>> BEGIN
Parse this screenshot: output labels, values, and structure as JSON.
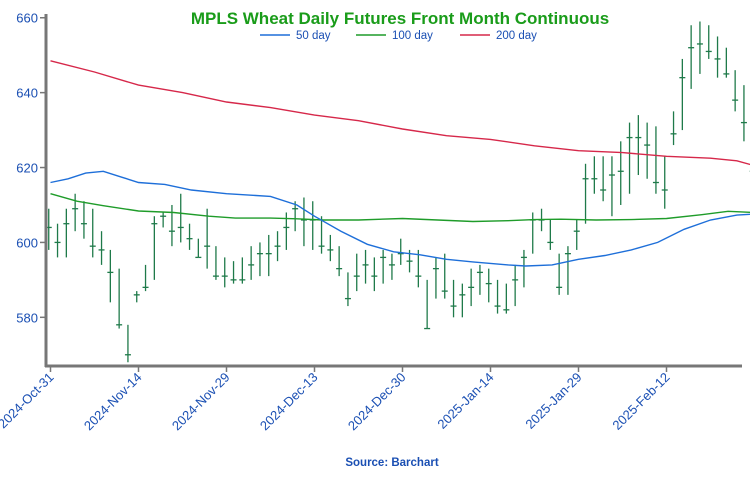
{
  "chart_data": {
    "type": "ohlc",
    "title": "MPLS Wheat Daily Futures Front Month Continuous",
    "source": "Source: Barchart",
    "colors": {
      "title": "#1a9c1a",
      "up": "#1f7a4a",
      "down": "#b31d3c",
      "ma50": "#1e6fd9",
      "ma100": "#1f9c2a",
      "ma200": "#d6284a",
      "axis": "#777777",
      "text": "#1a4fb3"
    },
    "ylim": [
      567,
      661
    ],
    "yticks": [
      580,
      600,
      620,
      640,
      660
    ],
    "xtick_labels": [
      "2024-Oct-31",
      "2024-Nov-14",
      "2024-Nov-29",
      "2024-Dec-13",
      "2024-Dec-30",
      "2025-Jan-14",
      "2025-Jan-29",
      "2025-Feb-12"
    ],
    "xtick_index": [
      0,
      10,
      20,
      30,
      40,
      50,
      60,
      70
    ],
    "legend": [
      {
        "name": "50 day",
        "color": "#1e6fd9"
      },
      {
        "name": "100 day",
        "color": "#1f9c2a"
      },
      {
        "name": "200 day",
        "color": "#d6284a"
      }
    ],
    "bars": [
      [
        -0.2,
        609,
        598,
        604,
        604
      ],
      [
        0.8,
        605,
        596,
        600,
        600
      ],
      [
        1.8,
        609,
        596,
        605,
        605
      ],
      [
        2.8,
        613,
        603,
        609,
        609
      ],
      [
        3.8,
        611,
        601,
        605,
        605
      ],
      [
        4.8,
        609,
        596,
        599,
        599
      ],
      [
        5.8,
        603,
        594,
        598,
        598
      ],
      [
        6.8,
        598,
        584,
        592,
        592
      ],
      [
        7.8,
        593,
        577,
        578,
        578
      ],
      [
        8.8,
        578,
        568,
        570,
        570
      ],
      [
        9.8,
        587,
        584,
        586,
        586
      ],
      [
        10.8,
        594,
        587,
        588,
        588
      ],
      [
        11.8,
        607,
        590,
        605,
        605
      ],
      [
        12.8,
        608,
        604,
        607,
        607
      ],
      [
        13.8,
        610,
        599,
        603,
        603
      ],
      [
        14.8,
        613,
        600,
        604,
        604
      ],
      [
        15.8,
        605,
        598,
        601,
        601
      ],
      [
        16.8,
        601,
        596,
        596,
        596
      ],
      [
        17.8,
        609,
        593,
        599,
        599
      ],
      [
        18.8,
        599,
        590,
        591,
        591
      ],
      [
        19.8,
        596,
        588,
        591,
        591
      ],
      [
        20.8,
        595,
        589,
        590,
        590
      ],
      [
        21.8,
        596,
        589,
        590,
        590
      ],
      [
        22.8,
        599,
        590,
        594,
        594
      ],
      [
        23.8,
        600,
        591,
        597,
        597
      ],
      [
        24.8,
        602,
        591,
        597,
        597
      ],
      [
        25.8,
        603,
        595,
        599,
        599
      ],
      [
        26.8,
        608,
        598,
        604,
        604
      ],
      [
        27.8,
        611,
        603,
        609,
        609
      ],
      [
        28.8,
        612,
        599,
        606,
        606
      ],
      [
        29.8,
        611,
        598,
        606,
        606
      ],
      [
        30.8,
        607,
        597,
        599,
        599
      ],
      [
        31.8,
        602,
        595,
        598,
        598
      ],
      [
        32.8,
        599,
        591,
        593,
        593
      ],
      [
        33.8,
        592,
        583,
        585,
        585
      ],
      [
        34.8,
        597,
        587,
        591,
        591
      ],
      [
        35.8,
        598,
        589,
        594,
        594
      ],
      [
        36.8,
        596,
        587,
        591,
        591
      ],
      [
        37.8,
        598,
        589,
        596,
        596
      ],
      [
        38.8,
        597,
        590,
        594,
        594
      ],
      [
        39.8,
        601,
        594,
        597,
        597
      ],
      [
        40.8,
        598,
        592,
        595,
        595
      ],
      [
        41.8,
        598,
        588,
        591,
        591
      ],
      [
        42.8,
        590,
        577,
        577,
        577
      ],
      [
        43.8,
        596,
        585,
        593,
        593
      ],
      [
        44.8,
        597,
        585,
        587,
        587
      ],
      [
        45.8,
        590,
        580,
        583,
        583
      ],
      [
        46.8,
        589,
        580,
        586,
        586
      ],
      [
        47.8,
        593,
        583,
        588,
        588
      ],
      [
        48.8,
        594,
        586,
        592,
        592
      ],
      [
        49.8,
        593,
        584,
        589,
        589
      ],
      [
        50.8,
        590,
        581,
        583,
        583
      ],
      [
        51.8,
        589,
        581,
        582,
        582
      ],
      [
        52.8,
        594,
        583,
        590,
        590
      ],
      [
        53.8,
        598,
        588,
        596,
        596
      ],
      [
        54.8,
        608,
        597,
        606,
        606
      ],
      [
        55.8,
        609,
        603,
        606,
        606
      ],
      [
        56.8,
        606,
        598,
        600,
        600
      ],
      [
        57.8,
        597,
        586,
        588,
        588
      ],
      [
        58.8,
        599,
        586,
        597,
        597
      ],
      [
        59.8,
        606,
        598,
        603,
        603
      ],
      [
        60.8,
        621,
        605,
        617,
        617
      ],
      [
        61.8,
        623,
        613,
        617,
        617
      ],
      [
        62.8,
        623,
        611,
        614,
        614
      ],
      [
        63.8,
        623,
        607,
        618,
        618
      ],
      [
        64.8,
        627,
        610,
        619,
        619
      ],
      [
        65.8,
        632,
        613,
        628,
        628
      ],
      [
        66.8,
        634,
        618,
        628,
        628
      ],
      [
        67.8,
        632,
        617,
        626,
        626
      ],
      [
        68.8,
        631,
        613,
        616,
        616
      ],
      [
        69.8,
        623,
        609,
        614,
        614
      ],
      [
        70.8,
        635,
        626,
        629,
        629
      ],
      [
        71.8,
        649,
        630,
        644,
        644
      ],
      [
        72.8,
        658,
        641,
        652,
        652
      ],
      [
        73.8,
        659,
        645,
        653,
        653
      ],
      [
        74.8,
        658,
        649,
        651,
        651
      ],
      [
        75.8,
        655,
        644,
        649,
        649
      ],
      [
        76.8,
        652,
        644,
        645,
        645
      ],
      [
        77.8,
        646,
        635,
        638,
        638
      ],
      [
        78.8,
        642,
        627,
        632,
        632
      ],
      [
        79.8,
        633,
        617,
        619,
        619
      ]
    ],
    "ma50": [
      [
        0,
        616
      ],
      [
        2,
        617
      ],
      [
        4,
        618.5
      ],
      [
        6,
        619
      ],
      [
        8,
        617.5
      ],
      [
        10,
        616
      ],
      [
        13,
        615.5
      ],
      [
        16,
        614
      ],
      [
        20,
        613
      ],
      [
        25,
        612.3
      ],
      [
        28,
        610
      ],
      [
        30,
        607
      ],
      [
        33,
        603
      ],
      [
        36,
        599.5
      ],
      [
        39,
        597.5
      ],
      [
        42,
        596.7
      ],
      [
        45,
        595.5
      ],
      [
        48,
        594.8
      ],
      [
        52,
        594
      ],
      [
        54,
        593.7
      ],
      [
        57,
        594
      ],
      [
        60,
        595.5
      ],
      [
        63,
        596.5
      ],
      [
        66,
        598
      ],
      [
        69,
        600
      ],
      [
        72,
        603.5
      ],
      [
        75,
        606
      ],
      [
        78,
        607.3
      ],
      [
        80,
        607.6
      ]
    ],
    "ma100": [
      [
        0,
        613
      ],
      [
        3,
        611
      ],
      [
        6,
        609.8
      ],
      [
        10,
        608.4
      ],
      [
        14,
        608
      ],
      [
        18,
        607
      ],
      [
        21,
        606.5
      ],
      [
        25,
        606.5
      ],
      [
        28,
        606.3
      ],
      [
        31,
        606
      ],
      [
        35,
        606
      ],
      [
        40,
        606.4
      ],
      [
        44,
        606
      ],
      [
        48,
        605.6
      ],
      [
        52,
        605.8
      ],
      [
        55,
        606.1
      ],
      [
        58,
        606.2
      ],
      [
        62,
        606
      ],
      [
        66,
        606.1
      ],
      [
        70,
        606.4
      ],
      [
        74,
        607.4
      ],
      [
        77,
        608.3
      ],
      [
        80,
        608
      ]
    ],
    "ma200": [
      [
        0,
        648.5
      ],
      [
        5,
        645.5
      ],
      [
        10,
        642
      ],
      [
        15,
        640
      ],
      [
        20,
        637.5
      ],
      [
        25,
        636
      ],
      [
        30,
        634
      ],
      [
        35,
        632.5
      ],
      [
        40,
        630.3
      ],
      [
        45,
        628.5
      ],
      [
        50,
        627.5
      ],
      [
        55,
        625.8
      ],
      [
        60,
        624.5
      ],
      [
        65,
        624
      ],
      [
        70,
        623
      ],
      [
        75,
        622.5
      ],
      [
        78,
        621.8
      ],
      [
        80,
        620.5
      ]
    ]
  }
}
>> END
STATED EXERCISE: Reply with only the number of lines in the entries that contain the word "title".

SOLUTION TO THIS TASK: 2